_DATASET CONTENT_.

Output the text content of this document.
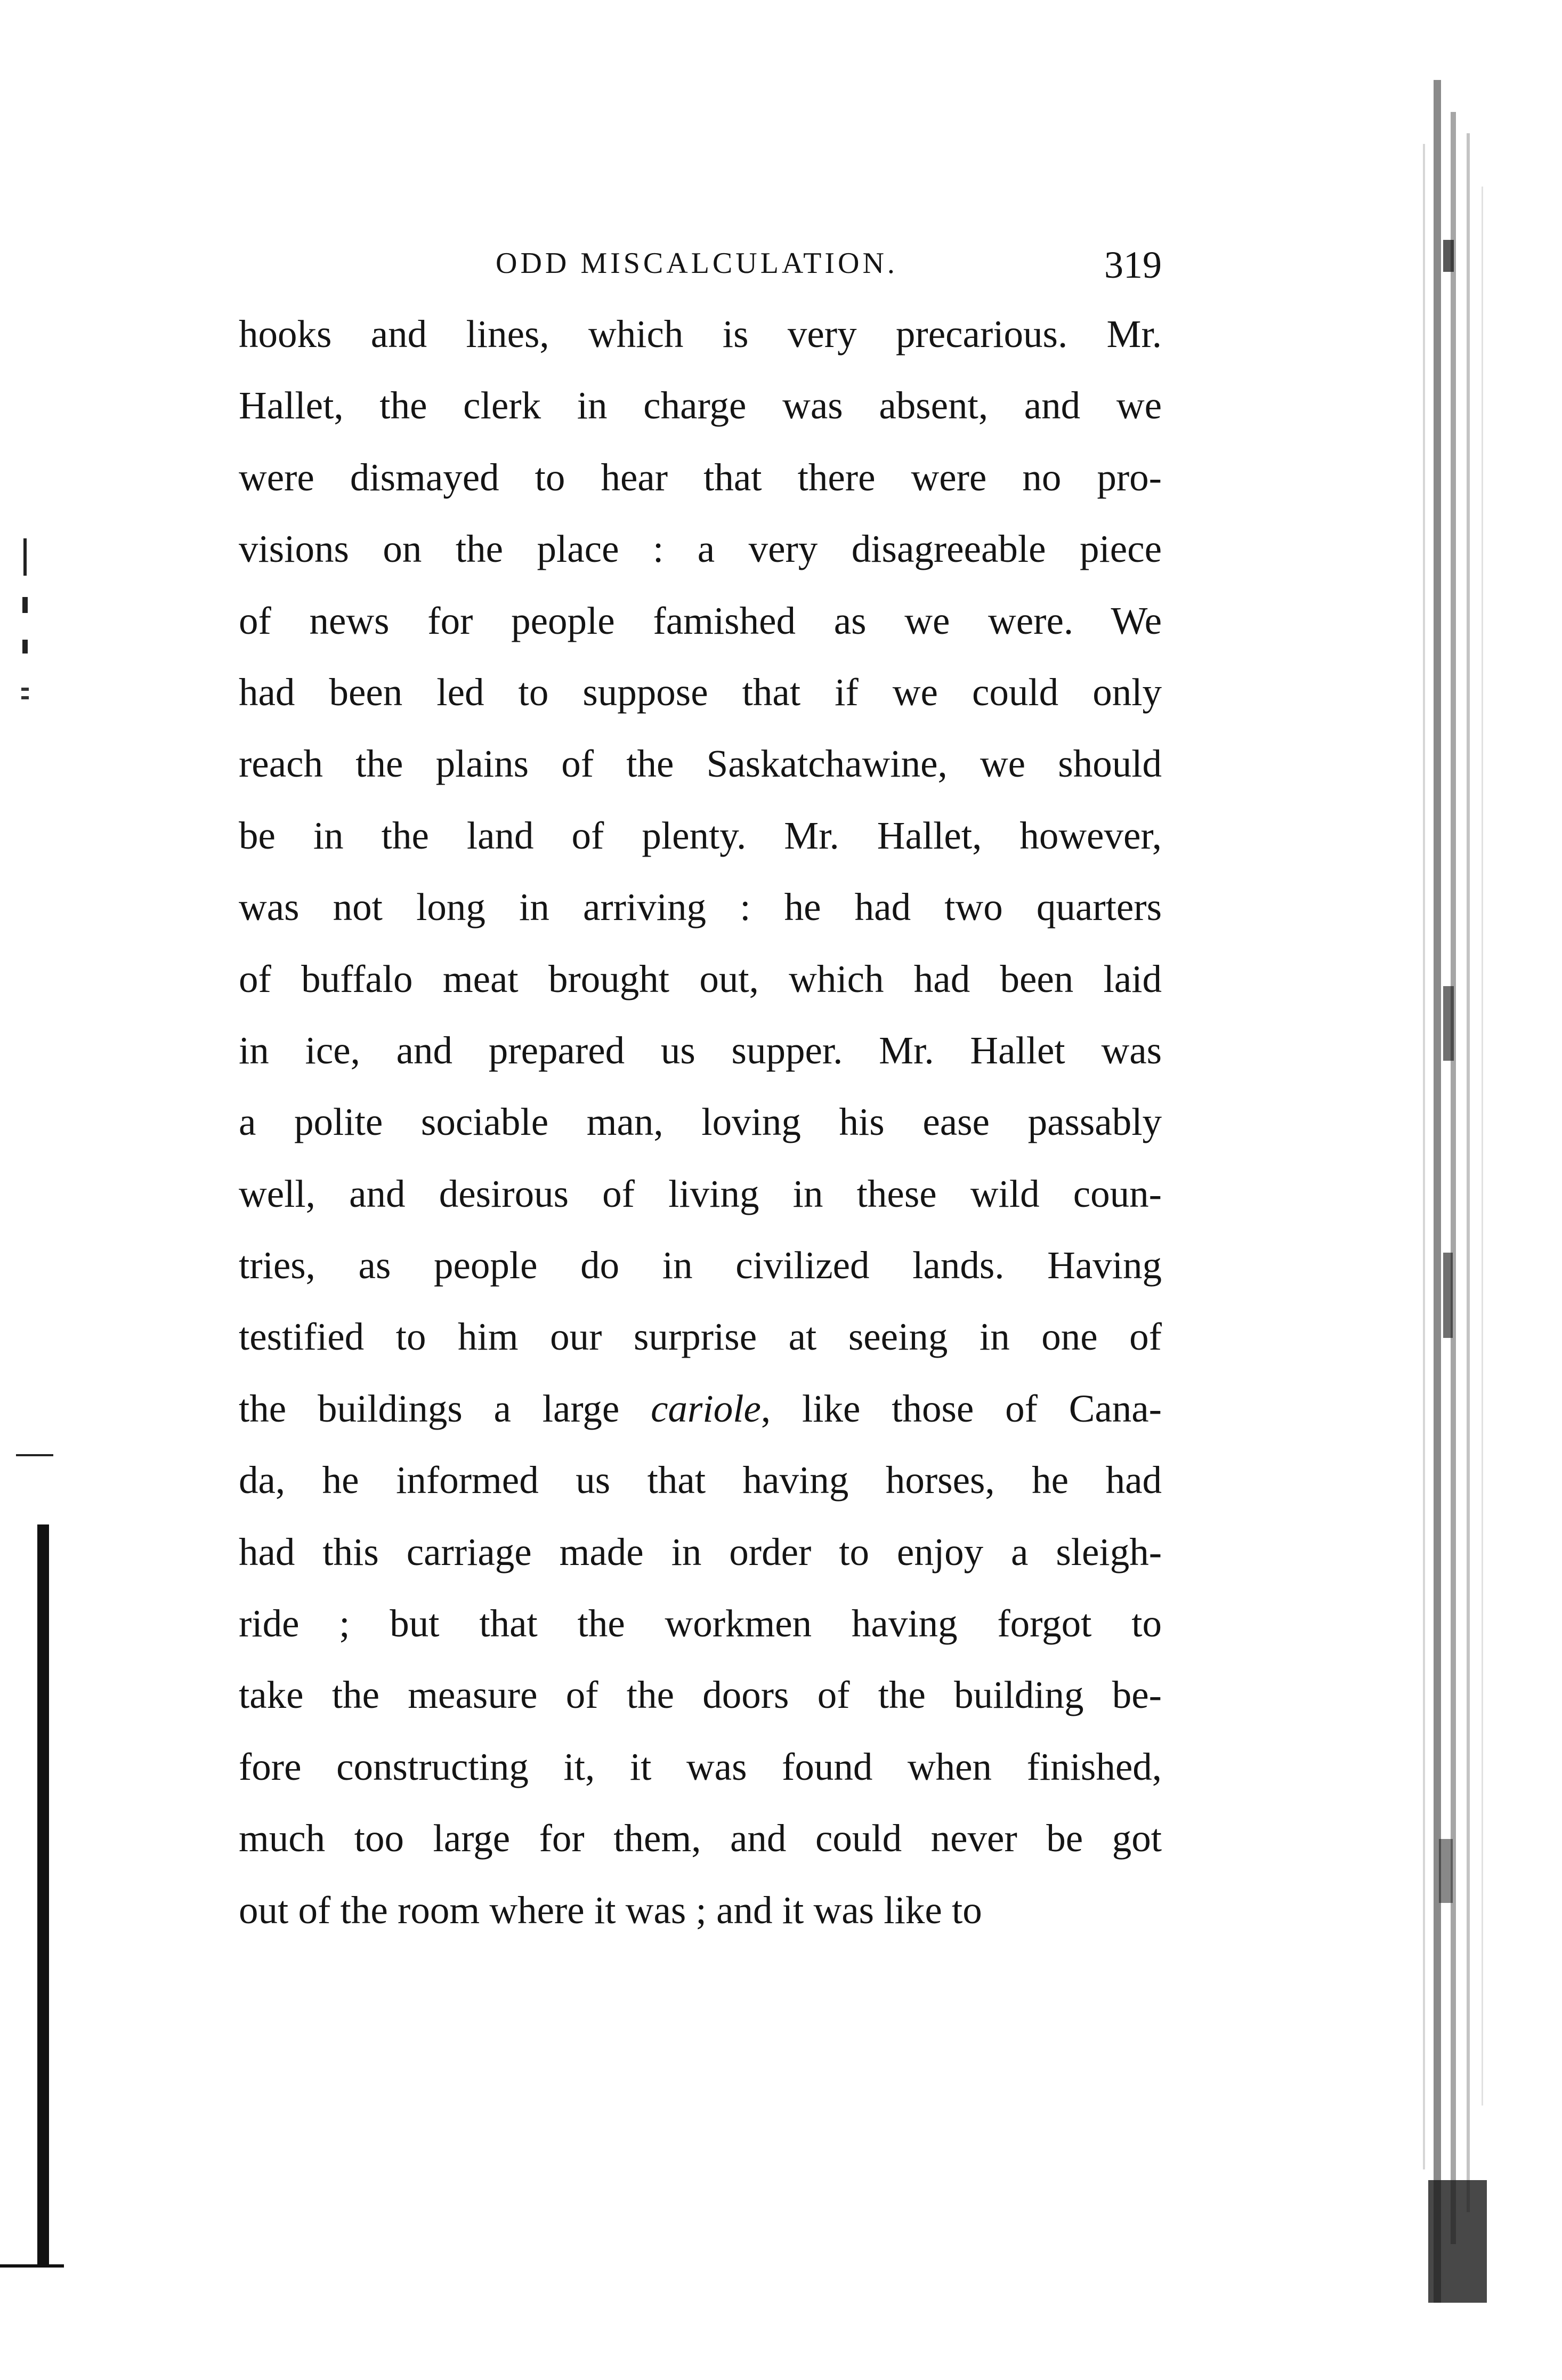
ODD MISCALCULATION.	319
hooks and lines, which is very precarious. Mr.
Hallet, the clerk in charge was absent, and we
were dismayed to hear that there were no pro-
visions on the place : a very disagreeable piece
of news for people famished as we were. We
had been led to suppose that if we could only
reach the plains of the Saskatchawine, we should
be in the land of plenty. Mr. Hallet, however,
was not long in arriving : he had two quarters
of buffalo meat brought out, which had been laid
in ice, and prepared us supper. Mr. Hallet was
a polite sociable man, loving his ease passably
well, and desirous of living in these wild coun-
tries, as people do in civilized lands. Having
testified to him our surprise at seeing in one of
the buildings a large cariole, like those of Cana-
da, he informed us that having horses, he had
had this carriage made in order to enjoy a sleigh-
ride ; but that the workmen having forgot to
take the measure of the doors of the building be-
fore constructing it, it was found when finished,
much too large for them, and could never be got
out of the room where it was ; and it was like to
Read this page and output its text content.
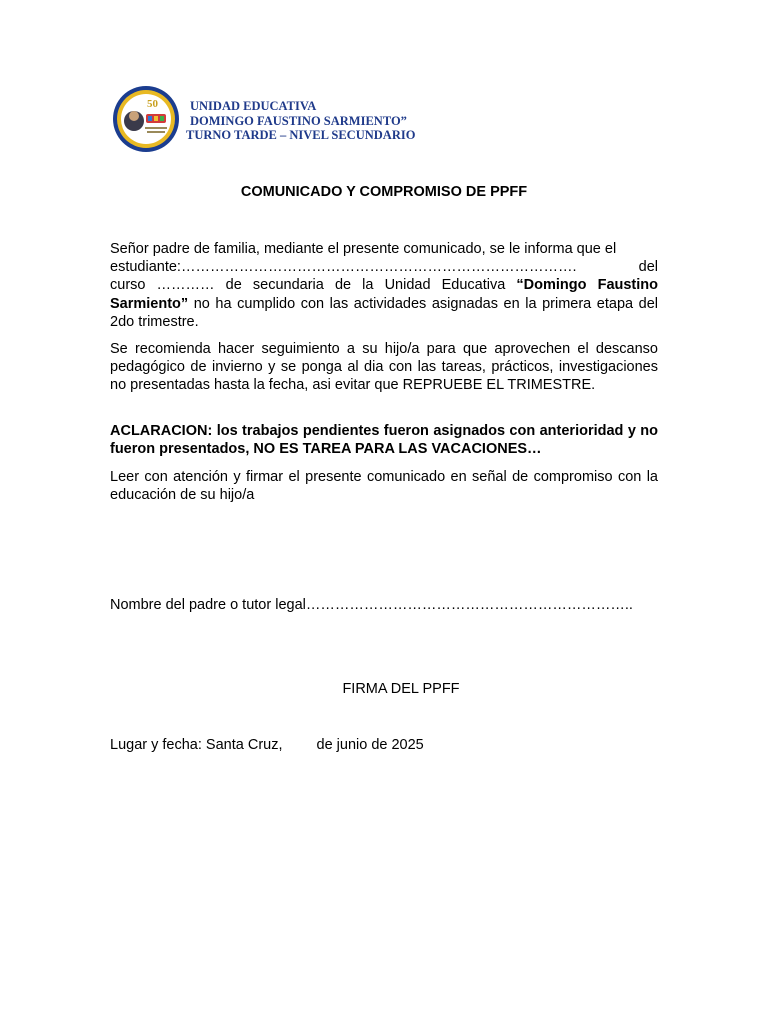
50	UNIDAD EDUCATIVA
DOMINGO FAUSTINO SARMIENTO”
TURNO TARDE – NIVEL SECUNDARIO
COMUNICADO Y COMPROMISO DE PPFF
Señor padre de familia, mediante el presente comunicado, se le informa que el
estudiante:……………………………………………………………………….	del
curso ………… de secundaria de la Unidad Educativa “Domingo Faustino Sarmiento” no ha cumplido con las actividades asignadas en la primera etapa del 2do trimestre.
Se recomienda hacer seguimiento a su hijo/a para que aprovechen el descanso pedagógico de invierno y se ponga al dia con las tareas, prácticos, investigaciones no presentadas hasta la fecha, asi evitar que REPRUEBE EL TRIMESTRE.
ACLARACION: los trabajos pendientes fueron asignados con anterioridad y no fueron presentados, NO ES TAREA PARA LAS VACACIONES…
Leer con atención y firmar el presente comunicado en señal de compromiso con la educación de su hijo/a
Nombre del padre o tutor legal…………………………………………………………..
FIRMA DEL PPFF
Lugar y fecha: Santa Cruz, de junio de 2025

_DIRECTIONS_. Copy, from the material above, each line in which the string "could" occurs.

_FINAL ANSWER_.
had been led to suppose that if we could only
much too large for them, and could never be got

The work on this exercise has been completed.